-- Aim of the exercise --
Locate and copy each line in the data that contains the word "Szenario".

Dataset items
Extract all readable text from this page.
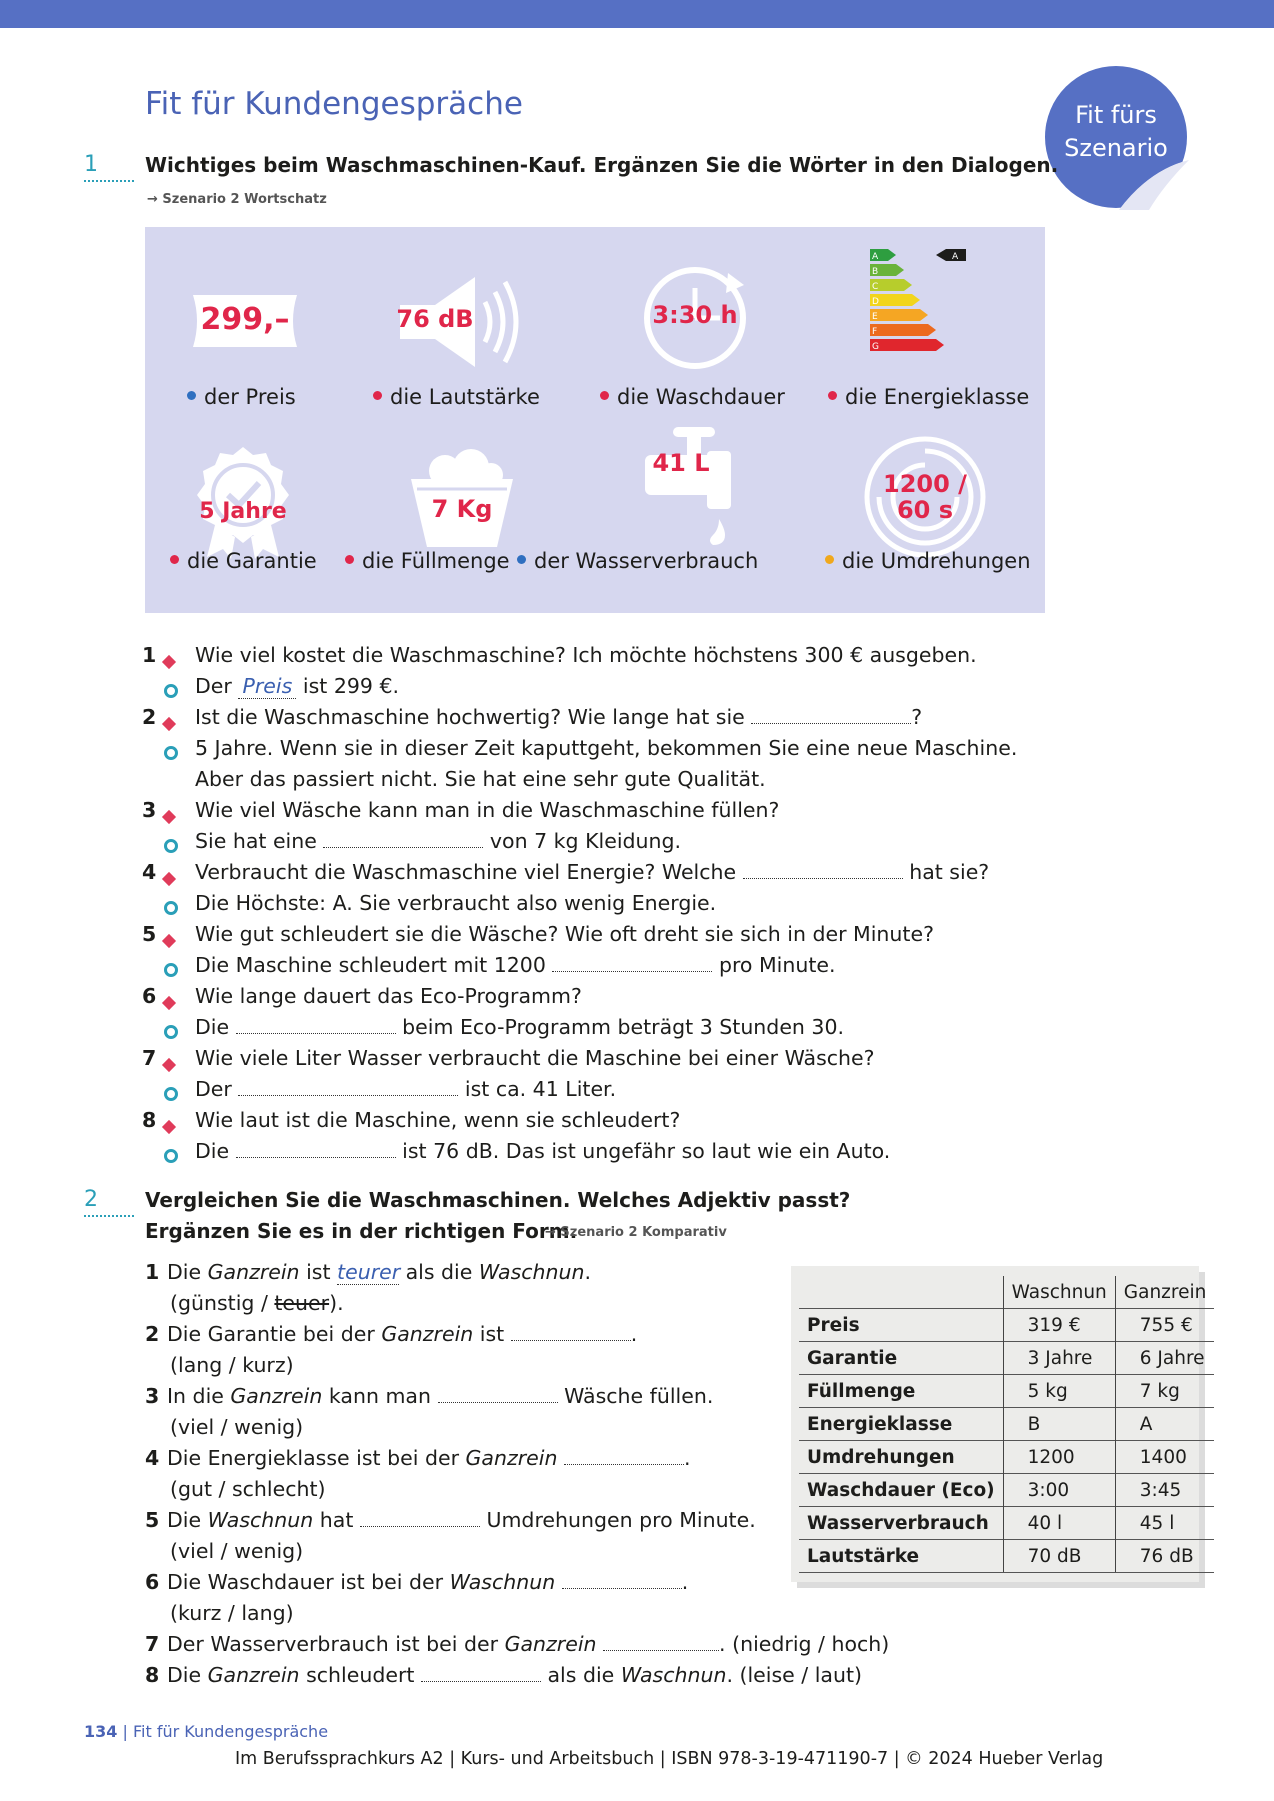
Fit für Kundengespräche	Fit fürs
Szenario
1 Wichtiges beim Waschmaschinen-Kauf. Ergänzen Sie die Wörter in den Dialogen.
→ Szenario 2 Wortschatz
299,–
der Preis
76 dB
die Lautstärke
3:30 h
die Waschdauer
A
B
C
D
E
F
G
A
die Energieklasse
5 Jahre
die Garantie
7 Kg
die Füllmenge
41 L
der Wasserverbrauch
1200 /
60 s
die Umdrehungen
1 Wie viel kostet die Waschmaschine? Ich möchte höchstens 300 € ausgeben.
Der Preis ist 299 €.
2 Ist die Waschmaschine hochwertig? Wie lange hat sie	?
5 Jahre. Wenn sie in dieser Zeit kaputtgeht, bekommen Sie eine neue Maschine.
Aber das passiert nicht. Sie hat eine sehr gute Qualität.
3 Wie viel Wäsche kann man in die Waschmaschine füllen?
Sie hat eine	von 7 kg Kleidung.
4 Verbraucht die Waschmaschine viel Energie? Welche	hat sie?
Die Höchste: A. Sie verbraucht also wenig Energie.
5 Wie gut schleudert sie die Wäsche? Wie oft dreht sie sich in der Minute?
Die Maschine schleudert mit 1200	pro Minute.
6 Wie lange dauert das Eco-Programm?
Die	beim Eco-Programm beträgt 3 Stunden 30.
7 Wie viele Liter Wasser verbraucht die Maschine bei einer Wäsche?
Der	ist ca. 41 Liter.
8 Wie laut ist die Maschine, wenn sie schleudert?
Die	ist 76 dB. Das ist ungefähr so laut wie ein Auto.
2 Vergleichen Sie die Waschmaschinen. Welches Adjektiv passt?
Ergänzen Sie es in der richtigen Form.
→ Szenario 2 Komparativ
1 Die Ganzrein ist teurer als die Waschnun.
(günstig / teuer).
2 Die Garantie bei der Ganzrein ist	.
(lang / kurz)
3 In die Ganzrein kann man	Wäsche füllen.
(viel / wenig)
4 Die Energieklasse ist bei der Ganzrein	.
(gut / schlecht)
5 Die Waschnun hat	Umdrehungen pro Minute.
(viel / wenig)
6 Die Waschdauer ist bei der Waschnun	.
(kurz / lang)
7 Der Wasserverbrauch ist bei der Ganzrein	. (niedrig / hoch)
8 Die Ganzrein schleudert	als die Waschnun. (leise / laut)
	Waschnun	Ganzrein
Preis	319 €	755 €
Garantie	3 Jahre	6 Jahre
Füllmenge	5 kg	7 kg
Energieklasse	B	A
Umdrehungen	1200	1400
Waschdauer (Eco)	3:00	3:45
Wasserverbrauch	40 l	45 l
Lautstärke	70 dB	76 dB
134 | Fit für Kundengespräche
Im Berufssprachkurs A2 | Kurs- und Arbeitsbuch | ISBN 978-3-19-471190-7 | © 2024 Hueber Verlag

-- Output of the exercise --
Szenario
→ Szenario 2 Wortschatz
→ Szenario 2 Komparativ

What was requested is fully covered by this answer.